**PROBLEM DETAILS:**
Set down the material once more, exactly as it appears.

**THE DATA:**
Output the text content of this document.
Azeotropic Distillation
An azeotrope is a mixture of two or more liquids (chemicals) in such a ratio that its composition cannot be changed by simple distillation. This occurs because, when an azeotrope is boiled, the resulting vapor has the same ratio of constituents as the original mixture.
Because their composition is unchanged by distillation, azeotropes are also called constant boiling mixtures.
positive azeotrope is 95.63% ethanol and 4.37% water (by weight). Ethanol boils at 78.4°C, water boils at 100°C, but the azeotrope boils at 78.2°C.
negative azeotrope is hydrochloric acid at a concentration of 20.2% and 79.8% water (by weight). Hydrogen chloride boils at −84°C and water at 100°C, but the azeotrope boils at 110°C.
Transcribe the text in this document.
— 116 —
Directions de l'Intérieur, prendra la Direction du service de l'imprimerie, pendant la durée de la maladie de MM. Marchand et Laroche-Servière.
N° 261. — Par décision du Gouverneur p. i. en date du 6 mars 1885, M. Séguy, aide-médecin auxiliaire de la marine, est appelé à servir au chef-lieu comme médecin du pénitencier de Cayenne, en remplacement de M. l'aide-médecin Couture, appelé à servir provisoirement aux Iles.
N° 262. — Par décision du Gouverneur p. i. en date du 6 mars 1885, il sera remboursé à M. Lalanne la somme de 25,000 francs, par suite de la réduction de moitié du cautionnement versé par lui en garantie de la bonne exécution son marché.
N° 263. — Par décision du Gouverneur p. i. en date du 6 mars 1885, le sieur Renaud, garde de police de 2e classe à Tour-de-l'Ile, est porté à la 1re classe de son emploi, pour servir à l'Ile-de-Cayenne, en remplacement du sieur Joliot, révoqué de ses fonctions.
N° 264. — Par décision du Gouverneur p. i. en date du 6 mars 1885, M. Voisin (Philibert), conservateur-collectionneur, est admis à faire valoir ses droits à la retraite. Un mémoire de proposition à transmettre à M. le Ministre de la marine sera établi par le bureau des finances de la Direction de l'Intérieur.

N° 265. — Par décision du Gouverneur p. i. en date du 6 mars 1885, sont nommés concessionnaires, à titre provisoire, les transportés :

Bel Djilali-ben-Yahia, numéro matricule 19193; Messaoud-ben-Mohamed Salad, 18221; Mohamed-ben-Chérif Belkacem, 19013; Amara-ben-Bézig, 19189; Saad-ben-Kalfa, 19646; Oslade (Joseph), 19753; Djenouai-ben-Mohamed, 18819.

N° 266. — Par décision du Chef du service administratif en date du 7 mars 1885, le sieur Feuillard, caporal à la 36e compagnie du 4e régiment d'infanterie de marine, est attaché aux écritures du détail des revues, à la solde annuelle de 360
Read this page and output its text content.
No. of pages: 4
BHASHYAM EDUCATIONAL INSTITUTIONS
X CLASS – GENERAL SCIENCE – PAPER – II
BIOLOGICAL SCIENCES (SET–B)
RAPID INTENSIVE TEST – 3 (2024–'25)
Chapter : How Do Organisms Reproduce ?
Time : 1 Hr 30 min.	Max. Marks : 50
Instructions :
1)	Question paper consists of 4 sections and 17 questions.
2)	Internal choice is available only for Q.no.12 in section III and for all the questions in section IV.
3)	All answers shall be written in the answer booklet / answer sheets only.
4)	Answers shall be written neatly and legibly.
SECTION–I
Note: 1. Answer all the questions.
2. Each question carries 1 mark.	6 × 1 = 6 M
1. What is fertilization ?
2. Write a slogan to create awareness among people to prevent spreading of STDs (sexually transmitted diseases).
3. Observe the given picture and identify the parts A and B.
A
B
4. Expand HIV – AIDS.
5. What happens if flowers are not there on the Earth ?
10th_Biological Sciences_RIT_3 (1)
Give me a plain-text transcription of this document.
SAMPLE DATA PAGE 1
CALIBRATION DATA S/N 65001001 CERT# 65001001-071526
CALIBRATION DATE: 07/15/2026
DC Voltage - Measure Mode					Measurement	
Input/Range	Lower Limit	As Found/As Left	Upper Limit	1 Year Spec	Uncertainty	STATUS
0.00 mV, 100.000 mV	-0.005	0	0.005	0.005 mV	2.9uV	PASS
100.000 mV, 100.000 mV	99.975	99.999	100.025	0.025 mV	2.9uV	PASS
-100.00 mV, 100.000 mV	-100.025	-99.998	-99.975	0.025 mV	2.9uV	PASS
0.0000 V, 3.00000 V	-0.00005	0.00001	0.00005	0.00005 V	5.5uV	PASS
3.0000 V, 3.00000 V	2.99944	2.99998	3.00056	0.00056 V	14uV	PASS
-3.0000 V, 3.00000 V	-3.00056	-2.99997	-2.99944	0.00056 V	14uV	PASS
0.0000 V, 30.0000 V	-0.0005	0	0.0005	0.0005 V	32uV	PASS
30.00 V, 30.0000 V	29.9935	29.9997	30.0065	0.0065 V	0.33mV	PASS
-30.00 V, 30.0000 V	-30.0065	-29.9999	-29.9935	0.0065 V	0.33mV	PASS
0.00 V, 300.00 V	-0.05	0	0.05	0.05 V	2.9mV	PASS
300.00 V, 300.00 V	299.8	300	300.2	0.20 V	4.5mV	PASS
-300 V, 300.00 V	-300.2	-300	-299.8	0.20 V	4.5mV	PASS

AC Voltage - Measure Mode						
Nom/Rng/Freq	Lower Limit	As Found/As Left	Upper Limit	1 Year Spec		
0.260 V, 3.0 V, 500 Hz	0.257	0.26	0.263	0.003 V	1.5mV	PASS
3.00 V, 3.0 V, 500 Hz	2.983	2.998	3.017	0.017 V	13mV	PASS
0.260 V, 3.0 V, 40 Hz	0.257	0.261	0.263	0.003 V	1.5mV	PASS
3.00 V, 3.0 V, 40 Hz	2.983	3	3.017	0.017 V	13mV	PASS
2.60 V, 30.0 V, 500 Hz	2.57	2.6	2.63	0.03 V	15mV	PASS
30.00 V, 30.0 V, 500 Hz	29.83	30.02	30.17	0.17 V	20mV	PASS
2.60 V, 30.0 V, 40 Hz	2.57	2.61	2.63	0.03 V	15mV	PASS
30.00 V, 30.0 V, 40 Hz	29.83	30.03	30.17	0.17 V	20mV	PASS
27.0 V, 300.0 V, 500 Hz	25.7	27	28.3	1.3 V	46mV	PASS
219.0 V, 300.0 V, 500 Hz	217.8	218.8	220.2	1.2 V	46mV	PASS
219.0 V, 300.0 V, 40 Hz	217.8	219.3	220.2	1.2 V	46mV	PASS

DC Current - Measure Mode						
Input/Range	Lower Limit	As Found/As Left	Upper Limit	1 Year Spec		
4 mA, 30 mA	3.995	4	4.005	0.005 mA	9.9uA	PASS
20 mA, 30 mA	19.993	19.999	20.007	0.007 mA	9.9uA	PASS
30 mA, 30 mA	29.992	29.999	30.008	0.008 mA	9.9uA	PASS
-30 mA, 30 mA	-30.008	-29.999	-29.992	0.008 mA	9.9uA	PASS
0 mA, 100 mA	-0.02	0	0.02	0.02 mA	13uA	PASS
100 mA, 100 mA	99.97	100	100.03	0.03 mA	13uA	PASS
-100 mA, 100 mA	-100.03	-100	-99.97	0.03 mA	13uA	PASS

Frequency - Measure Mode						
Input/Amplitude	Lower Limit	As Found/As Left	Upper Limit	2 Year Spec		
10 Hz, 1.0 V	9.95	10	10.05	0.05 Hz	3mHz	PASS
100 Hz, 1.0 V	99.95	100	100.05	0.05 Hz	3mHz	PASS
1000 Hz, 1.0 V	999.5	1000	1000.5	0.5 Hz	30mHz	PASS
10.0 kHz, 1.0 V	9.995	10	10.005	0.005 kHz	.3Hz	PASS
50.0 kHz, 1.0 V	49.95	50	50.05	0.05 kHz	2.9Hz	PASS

**REPLY TO THE EXERCISE:**
Output the text content of this document.
Azeotropic Distillation
An azeotrope is a mixture of two or more liquids (chemicals) in such a ratio that its composition cannot be changed by simple distillation. This occurs because, when an azeotrope is boiled, the resulting vapor has the same ratio of constituents as the original mixture.
Because their composition is unchanged by distillation, azeotropes are also called constant boiling mixtures.
positive azeotrope is 95.63% ethanol and 4.37% water (by weight). Ethanol boils at 78.4°C, water boils at 100°C, but the azeotrope boils at 78.2°C.
negative azeotrope is hydrochloric acid at a concentration of 20.2% and 79.8% water (by weight). Hydrogen chloride boils at −84°C and water at 100°C, but the azeotrope boils at 110°C.
Transcribe the text in this document.
— 116 —
Directions de l'Intérieur, prendra la Direction du service de l'imprimerie, pendant la durée de la maladie de MM. Marchand et Laroche-Servière.
N° 261. — Par décision du Gouverneur p. i. en date du 6 mars 1885, M. Séguy, aide-médecin auxiliaire de la marine, est appelé à servir au chef-lieu comme médecin du pénitencier de Cayenne, en remplacement de M. l'aide-médecin Couture, appelé à servir provisoirement aux Iles.
N° 262. — Par décision du Gouverneur p. i. en date du 6 mars 1885, il sera remboursé à M. Lalanne la somme de 25,000 francs, par suite de la réduction de moitié du cautionnement versé par lui en garantie de la bonne exécution son marché.
N° 263. — Par décision du Gouverneur p. i. en date du 6 mars 1885, le sieur Renaud, garde de police de 2e classe à Tour-de-l'Ile, est porté à la 1re classe de son emploi, pour servir à l'Ile-de-Cayenne, en remplacement du sieur Joliot, révoqué de ses fonctions.
N° 264. — Par décision du Gouverneur p. i. en date du 6 mars 1885, M. Voisin (Philibert), conservateur-collectionneur, est admis à faire valoir ses droits à la retraite. Un mémoire de proposition à transmettre à M. le Ministre de la marine sera établi par le bureau des finances de la Direction de l'Intérieur.

N° 265. — Par décision du Gouverneur p. i. en date du 6 mars 1885, sont nommés concessionnaires, à titre provisoire, les transportés :

Bel Djilali-ben-Yahia, numéro matricule 19193; Messaoud-ben-Mohamed Salad, 18221; Mohamed-ben-Chérif Belkacem, 19013; Amara-ben-Bézig, 19189; Saad-ben-Kalfa, 19646; Oslade (Joseph), 19753; Djenouai-ben-Mohamed, 18819.

N° 266. — Par décision du Chef du service administratif en date du 7 mars 1885, le sieur Feuillard, caporal à la 36e compagnie du 4e régiment d'infanterie de marine, est attaché aux écritures du détail des revues, à la solde annuelle de 360
Read this page and output its text content.
No. of pages: 4
BHASHYAM EDUCATIONAL INSTITUTIONS
X CLASS – GENERAL SCIENCE – PAPER – II
BIOLOGICAL SCIENCES (SET–B)
RAPID INTENSIVE TEST – 3 (2024–'25)
Chapter : How Do Organisms Reproduce ?
Time : 1 Hr 30 min.	Max. Marks : 50
Instructions :
1)	Question paper consists of 4 sections and 17 questions.
2)	Internal choice is available only for Q.no.12 in section III and for all the questions in section IV.
3)	All answers shall be written in the answer booklet / answer sheets only.
4)	Answers shall be written neatly and legibly.
SECTION–I
Note: 1. Answer all the questions.
2. Each question carries 1 mark.	6 × 1 = 6 M
1. What is fertilization ?
2. Write a slogan to create awareness among people to prevent spreading of STDs (sexually transmitted diseases).
3. Observe the given picture and identify the parts A and B.
A
B
4. Expand HIV – AIDS.
5. What happens if flowers are not there on the Earth ?
10th_Biological Sciences_RIT_3 (1)
Give me a plain-text transcription of this document.
SAMPLE DATA PAGE 1
CALIBRATION DATA S/N 65001001 CERT# 65001001-071526
CALIBRATION DATE: 07/15/2026
DC Voltage - Measure Mode					Measurement	
Input/Range	Lower Limit	As Found/As Left	Upper Limit	1 Year Spec	Uncertainty	STATUS
0.00 mV, 100.000 mV	-0.005	0	0.005	0.005 mV	2.9uV	PASS
100.000 mV, 100.000 mV	99.975	99.999	100.025	0.025 mV	2.9uV	PASS
-100.00 mV, 100.000 mV	-100.025	-99.998	-99.975	0.025 mV	2.9uV	PASS
0.0000 V, 3.00000 V	-0.00005	0.00001	0.00005	0.00005 V	5.5uV	PASS
3.0000 V, 3.00000 V	2.99944	2.99998	3.00056	0.00056 V	14uV	PASS
-3.0000 V, 3.00000 V	-3.00056	-2.99997	-2.99944	0.00056 V	14uV	PASS
0.0000 V, 30.0000 V	-0.0005	0	0.0005	0.0005 V	32uV	PASS
30.00 V, 30.0000 V	29.9935	29.9997	30.0065	0.0065 V	0.33mV	PASS
-30.00 V, 30.0000 V	-30.0065	-29.9999	-29.9935	0.0065 V	0.33mV	PASS
0.00 V, 300.00 V	-0.05	0	0.05	0.05 V	2.9mV	PASS
300.00 V, 300.00 V	299.8	300	300.2	0.20 V	4.5mV	PASS
-300 V, 300.00 V	-300.2	-300	-299.8	0.20 V	4.5mV	PASS

AC Voltage - Measure Mode						
Nom/Rng/Freq	Lower Limit	As Found/As Left	Upper Limit	1 Year Spec		
0.260 V, 3.0 V, 500 Hz	0.257	0.26	0.263	0.003 V	1.5mV	PASS
3.00 V, 3.0 V, 500 Hz	2.983	2.998	3.017	0.017 V	13mV	PASS
0.260 V, 3.0 V, 40 Hz	0.257	0.261	0.263	0.003 V	1.5mV	PASS
3.00 V, 3.0 V, 40 Hz	2.983	3	3.017	0.017 V	13mV	PASS
2.60 V, 30.0 V, 500 Hz	2.57	2.6	2.63	0.03 V	15mV	PASS
30.00 V, 30.0 V, 500 Hz	29.83	30.02	30.17	0.17 V	20mV	PASS
2.60 V, 30.0 V, 40 Hz	2.57	2.61	2.63	0.03 V	15mV	PASS
30.00 V, 30.0 V, 40 Hz	29.83	30.03	30.17	0.17 V	20mV	PASS
27.0 V, 300.0 V, 500 Hz	25.7	27	28.3	1.3 V	46mV	PASS
219.0 V, 300.0 V, 500 Hz	217.8	218.8	220.2	1.2 V	46mV	PASS
219.0 V, 300.0 V, 40 Hz	217.8	219.3	220.2	1.2 V	46mV	PASS

DC Current - Measure Mode						
Input/Range	Lower Limit	As Found/As Left	Upper Limit	1 Year Spec		
4 mA, 30 mA	3.995	4	4.005	0.005 mA	9.9uA	PASS
20 mA, 30 mA	19.993	19.999	20.007	0.007 mA	9.9uA	PASS
30 mA, 30 mA	29.992	29.999	30.008	0.008 mA	9.9uA	PASS
-30 mA, 30 mA	-30.008	-29.999	-29.992	0.008 mA	9.9uA	PASS
0 mA, 100 mA	-0.02	0	0.02	0.02 mA	13uA	PASS
100 mA, 100 mA	99.97	100	100.03	0.03 mA	13uA	PASS
-100 mA, 100 mA	-100.03	-100	-99.97	0.03 mA	13uA	PASS

Frequency - Measure Mode						
Input/Amplitude	Lower Limit	As Found/As Left	Upper Limit	2 Year Spec		
10 Hz, 1.0 V	9.95	10	10.05	0.05 Hz	3mHz	PASS
100 Hz, 1.0 V	99.95	100	100.05	0.05 Hz	3mHz	PASS
1000 Hz, 1.0 V	999.5	1000	1000.5	0.5 Hz	30mHz	PASS
10.0 kHz, 1.0 V	9.995	10	10.005	0.005 kHz	.3Hz	PASS
50.0 kHz, 1.0 V	49.95	50	50.05	0.05 kHz	2.9Hz	PASS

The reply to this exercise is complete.